§ The request: Copy every entry exactly as given, minus the images.
◇ ◇ ◇
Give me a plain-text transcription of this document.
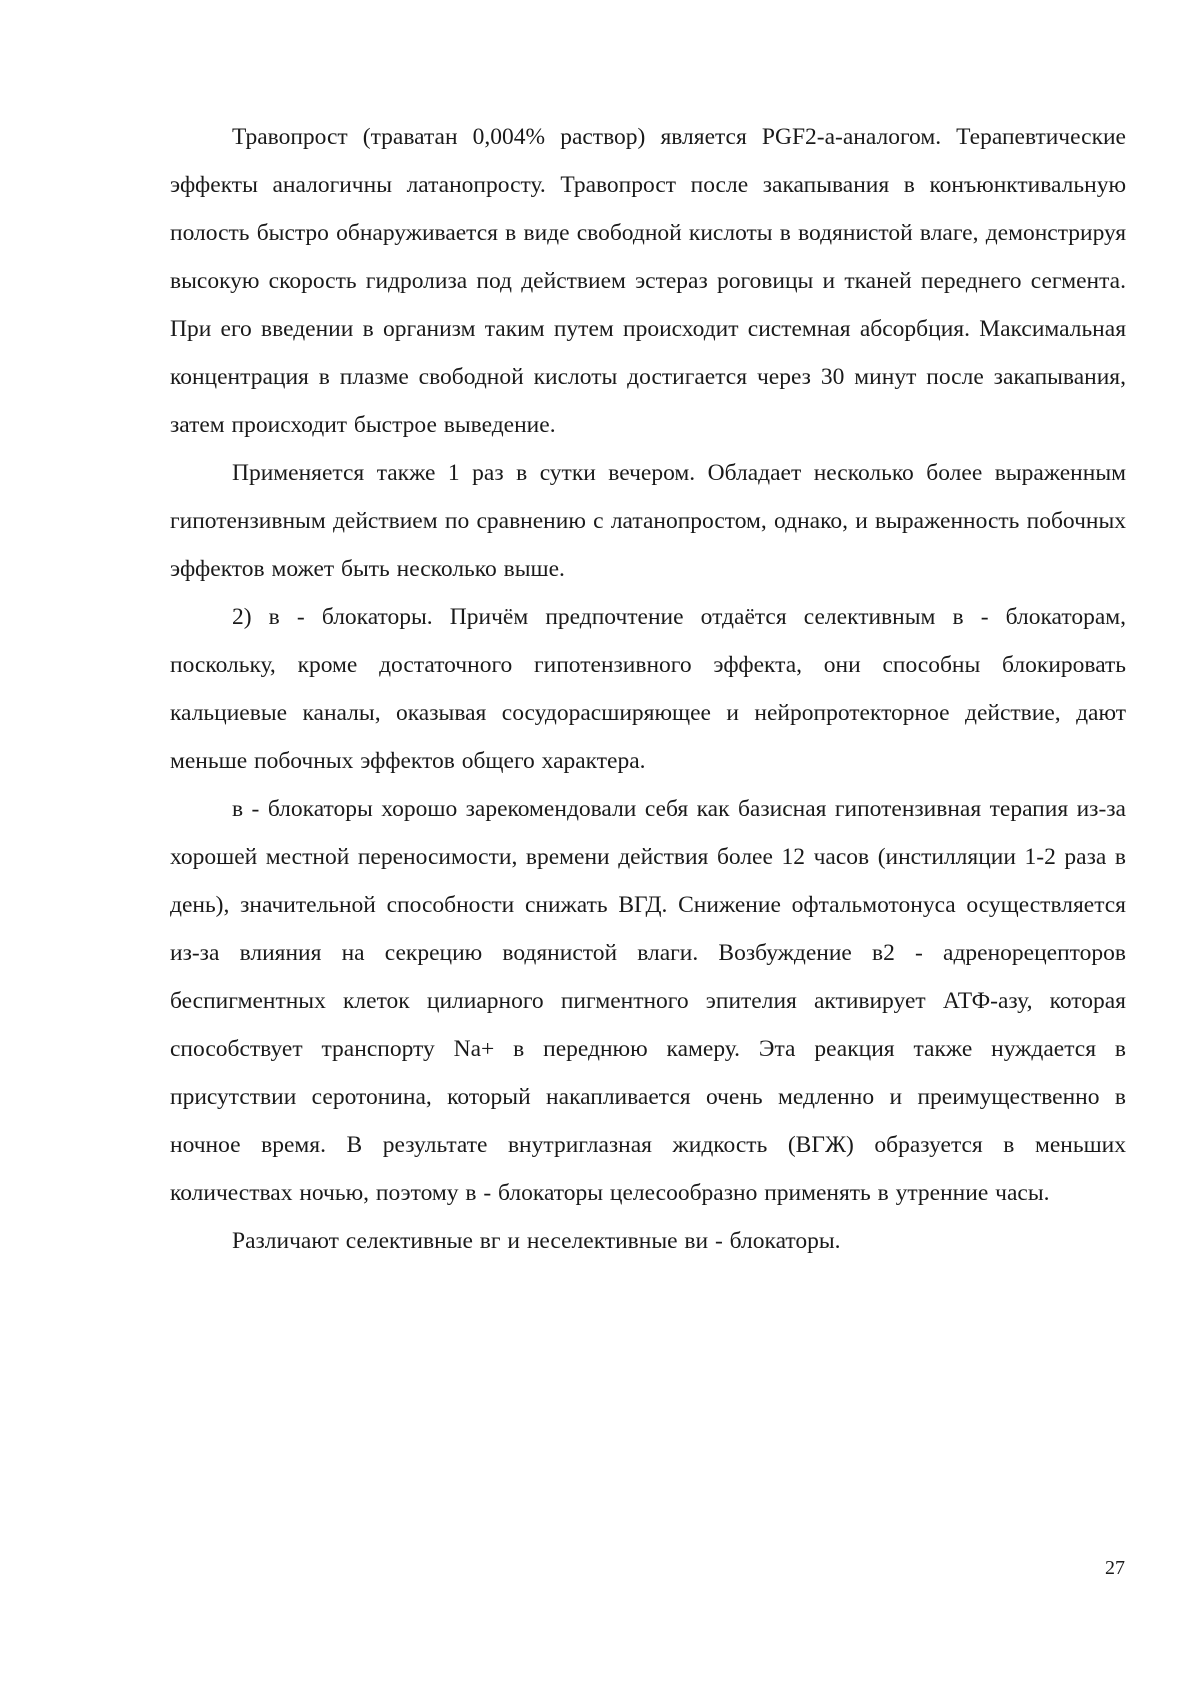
Травопрост (траватан 0,004% раствор) является PGF2-a-аналогом. Терапевтические эффекты аналогичны латанопросту. Травопрост после закапывания в конъюнктивальную полость быстро обнаруживается в виде свободной кислоты в водянистой влаге, демонстрируя высокую скорость гидролиза под действием эстераз роговицы и тканей переднего сегмента. При его введении в организм таким путем происходит системная абсорбция. Максимальная концентрация в плазме свободной кислоты достигается через 30 минут после закапывания, затем происходит быстрое выведение.

Применяется также 1 раз в сутки вечером. Обладает несколько более выраженным гипотензивным действием по сравнению с латанопростом, однако, и выраженность побочных эффектов может быть несколько выше.

2) в - блокаторы. Причём предпочтение отдаётся селективным в - блокаторам, поскольку, кроме достаточного гипотензивного эффекта, они способны блокировать кальциевые каналы, оказывая сосудорасширяющее и нейропротекторное действие, дают меньше побочных эффектов общего характера.

в - блокаторы хорошо зарекомендовали себя как базисная гипотензивная терапия из-за хорошей местной переносимости, времени действия более 12 часов (инстилляции 1-2 раза в день), значительной способности снижать ВГД. Снижение офтальмотонуса осуществляется из-за влияния на секрецию водянистой влаги. Возбуждение в2 - адренорецепторов беспигментных клеток цилиарного пигментного эпителия активирует АТФ-азу, которая способствует транспорту Na+ в переднюю камеру. Эта реакция также нуждается в присутствии серотонина, который накапливается очень медленно и преимущественно в ночное время. В результате внутриглазная жидкость (ВГЖ) образуется в меньших количествах ночью, поэтому в - блокаторы целесообразно применять в утренние часы.

Различают селективные вг и неселективные ви - блокаторы.

27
◇ ◇ ◇
§ Reply:
Give me a plain-text transcription of this document.
Травопрост (траватан 0,004% раствор) является PGF2-a-аналогом. Терапевтические эффекты аналогичны латанопросту. Травопрост после закапывания в конъюнктивальную полость быстро обнаруживается в виде свободной кислоты в водянистой влаге, демонстрируя высокую скорость гидролиза под действием эстераз роговицы и тканей переднего сегмента. При его введении в организм таким путем происходит системная абсорбция. Максимальная концентрация в плазме свободной кислоты достигается через 30 минут после закапывания, затем происходит быстрое выведение.

Применяется также 1 раз в сутки вечером. Обладает несколько более выраженным гипотензивным действием по сравнению с латанопростом, однако, и выраженность побочных эффектов может быть несколько выше.

2) в - блокаторы. Причём предпочтение отдаётся селективным в - блокаторам, поскольку, кроме достаточного гипотензивного эффекта, они способны блокировать кальциевые каналы, оказывая сосудорасширяющее и нейропротекторное действие, дают меньше побочных эффектов общего характера.

в - блокаторы хорошо зарекомендовали себя как базисная гипотензивная терапия из-за хорошей местной переносимости, времени действия более 12 часов (инстилляции 1-2 раза в день), значительной способности снижать ВГД. Снижение офтальмотонуса осуществляется из-за влияния на секрецию водянистой влаги. Возбуждение в2 - адренорецепторов беспигментных клеток цилиарного пигментного эпителия активирует АТФ-азу, которая способствует транспорту Na+ в переднюю камеру. Эта реакция также нуждается в присутствии серотонина, который накапливается очень медленно и преимущественно в ночное время. В результате внутриглазная жидкость (ВГЖ) образуется в меньших количествах ночью, поэтому в - блокаторы целесообразно применять в утренние часы.

Различают селективные вг и неселективные ви - блокаторы.

27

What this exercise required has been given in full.